## IHRE AUFGABEN
A) Nennen Sie alle Tiere, die laut der Umfrage im Textauszug über Ängste zu den verbreitetsten Ängsten der Österreicher gehören.
B) Schreiben Sie die Stelle im Textauszug über Ängste von „35 Als es Abend“ bis einschließlich „fuhren mit ihnen.“ wortgetreu ab.

## TEXTAUSZUG
· · ·

Laut einer Umfrage sind die verbreitetsten Ängste der Österreicher, die Angst vor bestimmten Tieren, wie Spinnen, Schlangen oder Ungeziefer, gefolgt von Ängsten vor dem Zahnarzt und der Angst vor engen Räumen.


Das sind ganz allgemeine Ängste. Eine Studie, die etwas konkreter in unserer Corona Zeit in Deutschland nachgefragt hat, ist zum Ergebnis gekommen, dass sich viele Menschen heute davor fürchten, dass es wirtschaftlich bergab geht und sie sich ihren gewohnten Standard nicht mehr leisten können. Konkret fürchten sich die meisten Befragten vor Steuererhöhung bzw. Leistungskürzungen durch Corona, sowie steigende Lebenshaltungskosten. Meldungen darüber, dass sich der Gaspreis in den letzten Monaten vervielfacht hat und Mieten beständig über dem Durchschnitt steigen, tragen da nicht unbedingt zur Beruhigung der Lage bei.


Manche Ängste können ja durchaus lebenswichtige Reaktionen bei uns auslösen. Wenn wir einer konkreten Gefahr ins Auge sehen müssen steigt unser Puls, Adrenalin wird im Körper ausgeschüttet und wir können schnell vor der Gefahr fliehen. Gewisse Mechanismen hat Gott als Schutz bei Lebensgefahr eingebaut. Diese Mechanismen werden durch Überlebensängste ausgelöst. Man kann also sagen, dass diese Ängste durchaus positiv sind.


Aber in den meisten Fällen ist Angst etwas, das uns eher lähmt, so wie das berühmte Kaninchen vor der Schlange, oder einschränkt.

Gerade so wenig greifbare Szenarien, wie eine ungewisse, oder unabänderbare Zukunft, lösen in uns Ängste aus, die unserer Seele- und langfristig auch unserem Körper schaden. Solche Ängste sind wirklich zerstörerisch.


Nur: Ein Leben, das frei von angstmachenden Szenarien ist, gibt es nicht. Trotzdem müssen diese Szenarien nicht unbedingt dazu führen, dass mich die Angst lähmt, oder sogar krank macht.

Wie heißt es so schön: Nicht das was mir widerfährt prägt mich, sondern die Art, wie ich darauf reagiere!


Wenn ich in lebensbedrohliche Situationen komme, dann habe ich in der Regel keine Zeit, mir zu überlegen, wie ich jetzt reagieren möchte. Dann kommt mein Innerstes, mein wahres „ich“ ganz von selbst zum Vorschein. Stresssituationen sind eine Art Spiegel, die mir meinen Kern, oder mein Herz offenbaren. Ich kann auch sagen: Meine wahre Identität wird mir (und anderen) vor Augen geführt.

Was ist also meine wahre Identität? Eine wichtige Frage!


Die Jünger Jesu waren immer wieder solchen lebensbedrohlichen Situationen ausgesetzt. Eine davon will ich heute mit euch ansehen:


Mk 4,35-41

35 Als es Abend wurde, sagte Jesus zu seinen Jüngern: »Wir wollen auf die andere Seite des Sees fahren.«

36 Jesus war schon im Boot. So entließen die Jünger die Menge, stiegen zu ihm ins Boot und fuhren los. Einige andere Boote fuhren mit ihnen.

· · ·

## BEREITGESTELLTE DATEN
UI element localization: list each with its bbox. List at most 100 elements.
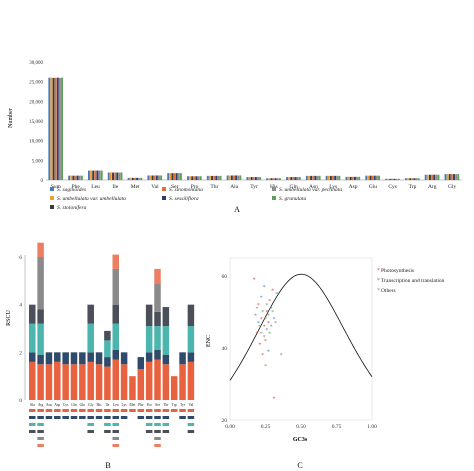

· · ·

## LÖSUNGEN
A)
- Spinnen
- Schlangen
- Ungeziefer

B)
35 Als es Abend wurde, sagte Jesus zu seinen Jüngern: »Wir wollen auf die andere Seite des Sees fahren.«

36 Jesus war schon im Boot. So entließen die Jünger die Menge, stiegen zu ihm ins Boot und fuhren los. Einige andere Boote fuhren mit ihnen.